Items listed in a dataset
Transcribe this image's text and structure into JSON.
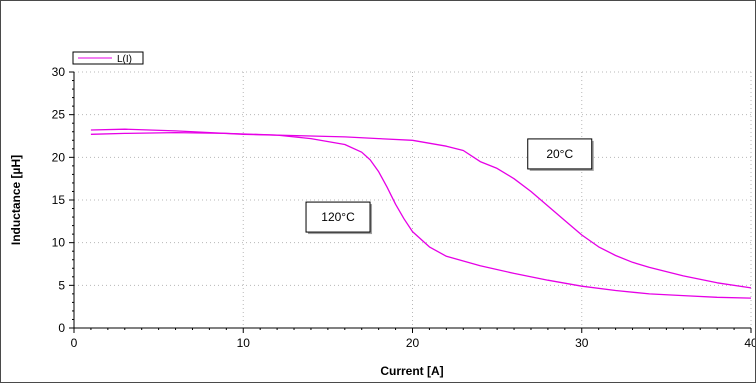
{
  "chart_data": {
    "type": "line",
    "title": "",
    "xlabel": "Current [A]",
    "ylabel": "Inductance [µH]",
    "xlim": [
      0,
      40
    ],
    "ylim": [
      0,
      30
    ],
    "x_ticks": [
      0,
      10,
      20,
      30,
      40
    ],
    "y_ticks": [
      0,
      5,
      10,
      15,
      20,
      25,
      30
    ],
    "grid": "dotted",
    "legend": {
      "position": "top-left",
      "entries": [
        "L(I)"
      ]
    },
    "line_color": "#e600e6",
    "series": [
      {
        "name": "L(I)",
        "annotation": "20°C",
        "x": [
          1,
          3,
          6,
          10,
          14,
          16,
          18,
          20,
          22,
          23,
          24,
          25,
          26,
          27,
          28,
          29,
          30,
          31,
          32,
          33,
          34,
          36,
          38,
          40
        ],
        "y": [
          23.2,
          23.3,
          23.1,
          22.7,
          22.5,
          22.4,
          22.2,
          22.0,
          21.3,
          20.8,
          19.5,
          18.7,
          17.5,
          16.0,
          14.3,
          12.6,
          10.9,
          9.5,
          8.5,
          7.7,
          7.1,
          6.1,
          5.3,
          4.7
        ]
      },
      {
        "name": "L(I)",
        "annotation": "120°C",
        "x": [
          1,
          3,
          6,
          9,
          12,
          14,
          16,
          17,
          17.5,
          18,
          18.5,
          19,
          19.5,
          20,
          21,
          22,
          24,
          26,
          28,
          30,
          32,
          34,
          36,
          38,
          40
        ],
        "y": [
          22.7,
          22.8,
          22.9,
          22.8,
          22.6,
          22.2,
          21.5,
          20.6,
          19.7,
          18.3,
          16.5,
          14.5,
          12.8,
          11.3,
          9.5,
          8.4,
          7.3,
          6.4,
          5.6,
          4.9,
          4.4,
          4.0,
          3.8,
          3.6,
          3.5
        ]
      }
    ],
    "annotations": [
      {
        "text": "20°C",
        "x": 28.7,
        "y": 20.4
      },
      {
        "text": "120°C",
        "x": 15.6,
        "y": 13.0
      }
    ]
  }
}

What is being asked → All entries must be written out again exactly as given, with no pictures in the copy.

Full answer →
Transcribe this image's text and structure into JSON.
{
  "chart_data": {
    "type": "line",
    "title": "",
    "xlabel": "Current [A]",
    "ylabel": "Inductance [µH]",
    "xlim": [
      0,
      40
    ],
    "ylim": [
      0,
      30
    ],
    "x_ticks": [
      0,
      10,
      20,
      30,
      40
    ],
    "y_ticks": [
      0,
      5,
      10,
      15,
      20,
      25,
      30
    ],
    "grid": "dotted",
    "legend": {
      "position": "top-left",
      "entries": [
        "L(I)"
      ]
    },
    "line_color": "#e600e6",
    "series": [
      {
        "name": "L(I)",
        "annotation": "20°C",
        "x": [
          1,
          3,
          6,
          10,
          14,
          16,
          18,
          20,
          22,
          23,
          24,
          25,
          26,
          27,
          28,
          29,
          30,
          31,
          32,
          33,
          34,
          36,
          38,
          40
        ],
        "y": [
          23.2,
          23.3,
          23.1,
          22.7,
          22.5,
          22.4,
          22.2,
          22.0,
          21.3,
          20.8,
          19.5,
          18.7,
          17.5,
          16.0,
          14.3,
          12.6,
          10.9,
          9.5,
          8.5,
          7.7,
          7.1,
          6.1,
          5.3,
          4.7
        ]
      },
      {
        "name": "L(I)",
        "annotation": "120°C",
        "x": [
          1,
          3,
          6,
          9,
          12,
          14,
          16,
          17,
          17.5,
          18,
          18.5,
          19,
          19.5,
          20,
          21,
          22,
          24,
          26,
          28,
          30,
          32,
          34,
          36,
          38,
          40
        ],
        "y": [
          22.7,
          22.8,
          22.9,
          22.8,
          22.6,
          22.2,
          21.5,
          20.6,
          19.7,
          18.3,
          16.5,
          14.5,
          12.8,
          11.3,
          9.5,
          8.4,
          7.3,
          6.4,
          5.6,
          4.9,
          4.4,
          4.0,
          3.8,
          3.6,
          3.5
        ]
      }
    ],
    "annotations": [
      {
        "text": "20°C",
        "x": 28.7,
        "y": 20.4
      },
      {
        "text": "120°C",
        "x": 15.6,
        "y": 13.0
      }
    ]
  }
}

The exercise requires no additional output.